[Records from a collection]
####
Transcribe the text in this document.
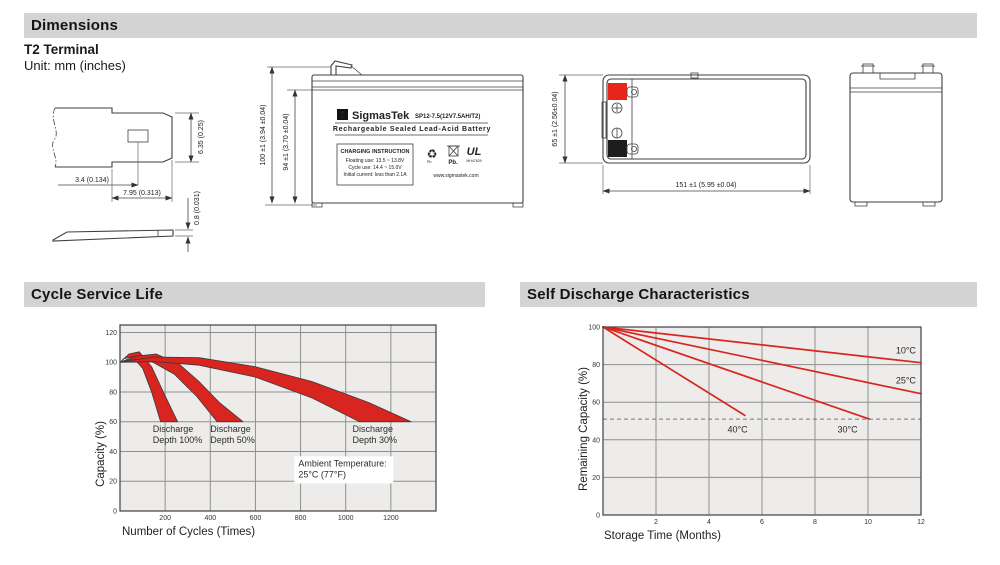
Dimensions
T2 Terminal
Unit: mm (inches)
3.4 (0.134)
7.95 (0.313)
6.35 (0.25)
0.8 (0.031)
100 ±1 (3.94 ±0.04) 94 ±1 (3.70 ±0.04)	Σ SigmasTek SP12-7.5(12V7.5AH/T2)
Rechargeable Sealed Lead-Acid Battery
CHARGING INSTRUCTION
Floating use: 13.5 ~ 13.8V
Cycle use: 14.4 ~ 15.0V
Initial current: less than 2.1A
♻
Pb.	Pb.
UL
MH47629
www.sigmastek.com
65 ±1 (2.56±0.04)
151 ±1 (5.95 ±0.04)
Cycle Service Life	Self Discharge Characteristics
200	400	600	800	1000	1200
0
20
40
60
80
100
120
Discharge
Depth 100%
Discharge
Depth 50%
Discharge
Depth 30%
Ambient Temperature:
25°C (77°F)
Capacity (%)
Number of Cycles (Times)
2	4	6	8	10	12
0
20
40
60
80
100
10°C
25°C
30°C
40°C
Remaining Capacity (%)
Storage Time (Months)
####
Quote all the lines above exactly as given. Do not include the pictures.

(Final answer):
Transcribe the text in this document.
Dimensions
T2 Terminal
Unit: mm (inches)
3.4 (0.134)
7.95 (0.313)
6.35 (0.25)
0.8 (0.031)
100 ±1 (3.94 ±0.04) 94 ±1 (3.70 ±0.04)	Σ SigmasTek SP12-7.5(12V7.5AH/T2)
Rechargeable Sealed Lead-Acid Battery
CHARGING INSTRUCTION
Floating use: 13.5 ~ 13.8V
Cycle use: 14.4 ~ 15.0V
Initial current: less than 2.1A
♻
Pb.	Pb.
UL
MH47629
www.sigmastek.com
65 ±1 (2.56±0.04)
151 ±1 (5.95 ±0.04)
Cycle Service Life	Self Discharge Characteristics
200	400	600	800	1000	1200
0
20
40
60
80
100
120
Discharge
Depth 100%
Discharge
Depth 50%
Discharge
Depth 30%
Ambient Temperature:
25°C (77°F)
Capacity (%)
Number of Cycles (Times)
2	4	6	8	10	12
0
20
40
60
80
100
10°C
25°C
30°C
40°C
Remaining Capacity (%)
Storage Time (Months)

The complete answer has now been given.